**WHAT IS EXPECTED**: Omit every picture and return the rest of the data unaltered.

--- start of ROWS ---

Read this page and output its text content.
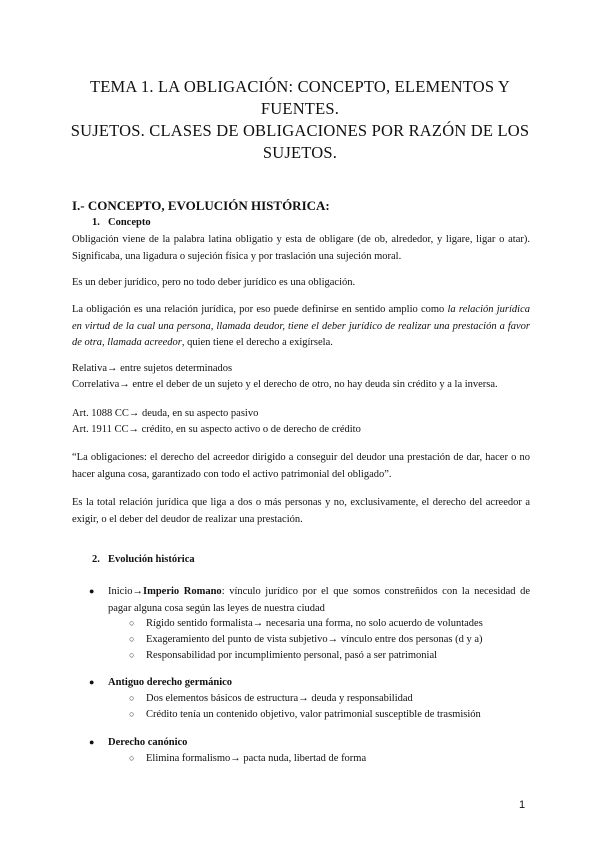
TEMA 1. LA OBLIGACIÓN: CONCEPTO, ELEMENTOS Y FUENTES.
SUJETOS. CLASES DE OBLIGACIONES POR RAZÓN DE LOS SUJETOS.
I.- CONCEPTO, EVOLUCIÓN HISTÓRICA:
1. Concepto
Obligación viene de la palabra latina obligatio y esta de obligare (de ob, alrededor, y ligare, ligar o atar). Significaba, una ligadura o sujeción física y por traslación una sujeción moral.
Es un deber jurídico, pero no todo deber jurídico es una obligación.
La obligación es una relación jurídica, por eso puede definirse en sentido amplio como la relación jurídica en virtud de la cual una persona, llamada deudor, tiene el deber jurídico de realizar una prestación a favor de otra, llamada acreedor, quien tiene el derecho a exigírsela.
Relativa→ entre sujetos determinados
Correlativa→ entre el deber de un sujeto y el derecho de otro, no hay deuda sin crédito y a la inversa.
Art. 1088 CC→ deuda, en su aspecto pasivo
Art. 1911 CC→ crédito, en su aspecto activo o de derecho de crédito
“La obligaciones: el derecho del acreedor dirigido a conseguir del deudor una prestación de dar, hacer o no hacer alguna cosa, garantizado con todo el activo patrimonial del obligado”.
Es la total relación jurídica que liga a dos o más personas y no, exclusivamente, el derecho del acreedor a exigir, o el deber del deudor de realizar una prestación.
2. Evolución histórica
● Inicio→Imperio Romano: vínculo jurídico por el que somos constreñidos con la necesidad de pagar alguna cosa según las leyes de nuestra ciudad
○ Rígido sentido formalista→ necesaria una forma, no solo acuerdo de voluntades
○ Exageramiento del punto de vista subjetivo→ vínculo entre dos personas (d y a)
○ Responsabilidad por incumplimiento personal, pasó a ser patrimonial
● Antiguo derecho germánico
○ Dos elementos básicos de estructura→ deuda y responsabilidad
○ Crédito tenía un contenido objetivo, valor patrimonial susceptible de trasmisión
● Derecho canónico
○ Elimina formalismo→ pacta nuda, libertad de forma
1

--- end of ROWS ---

**ANSWER TO THIS EXERCISE**:
Read this page and output its text content.
TEMA 1. LA OBLIGACIÓN: CONCEPTO, ELEMENTOS Y FUENTES.
SUJETOS. CLASES DE OBLIGACIONES POR RAZÓN DE LOS SUJETOS.
I.- CONCEPTO, EVOLUCIÓN HISTÓRICA:
1. Concepto
Obligación viene de la palabra latina obligatio y esta de obligare (de ob, alrededor, y ligare, ligar o atar). Significaba, una ligadura o sujeción física y por traslación una sujeción moral.
Es un deber jurídico, pero no todo deber jurídico es una obligación.
La obligación es una relación jurídica, por eso puede definirse en sentido amplio como la relación jurídica en virtud de la cual una persona, llamada deudor, tiene el deber jurídico de realizar una prestación a favor de otra, llamada acreedor, quien tiene el derecho a exigírsela.
Relativa→ entre sujetos determinados
Correlativa→ entre el deber de un sujeto y el derecho de otro, no hay deuda sin crédito y a la inversa.
Art. 1088 CC→ deuda, en su aspecto pasivo
Art. 1911 CC→ crédito, en su aspecto activo o de derecho de crédito
“La obligaciones: el derecho del acreedor dirigido a conseguir del deudor una prestación de dar, hacer o no hacer alguna cosa, garantizado con todo el activo patrimonial del obligado”.
Es la total relación jurídica que liga a dos o más personas y no, exclusivamente, el derecho del acreedor a exigir, o el deber del deudor de realizar una prestación.
2. Evolución histórica
● Inicio→Imperio Romano: vínculo jurídico por el que somos constreñidos con la necesidad de pagar alguna cosa según las leyes de nuestra ciudad
○ Rígido sentido formalista→ necesaria una forma, no solo acuerdo de voluntades
○ Exageramiento del punto de vista subjetivo→ vínculo entre dos personas (d y a)
○ Responsabilidad por incumplimiento personal, pasó a ser patrimonial
● Antiguo derecho germánico
○ Dos elementos básicos de estructura→ deuda y responsabilidad
○ Crédito tenía un contenido objetivo, valor patrimonial susceptible de trasmisión
● Derecho canónico
○ Elimina formalismo→ pacta nuda, libertad de forma
1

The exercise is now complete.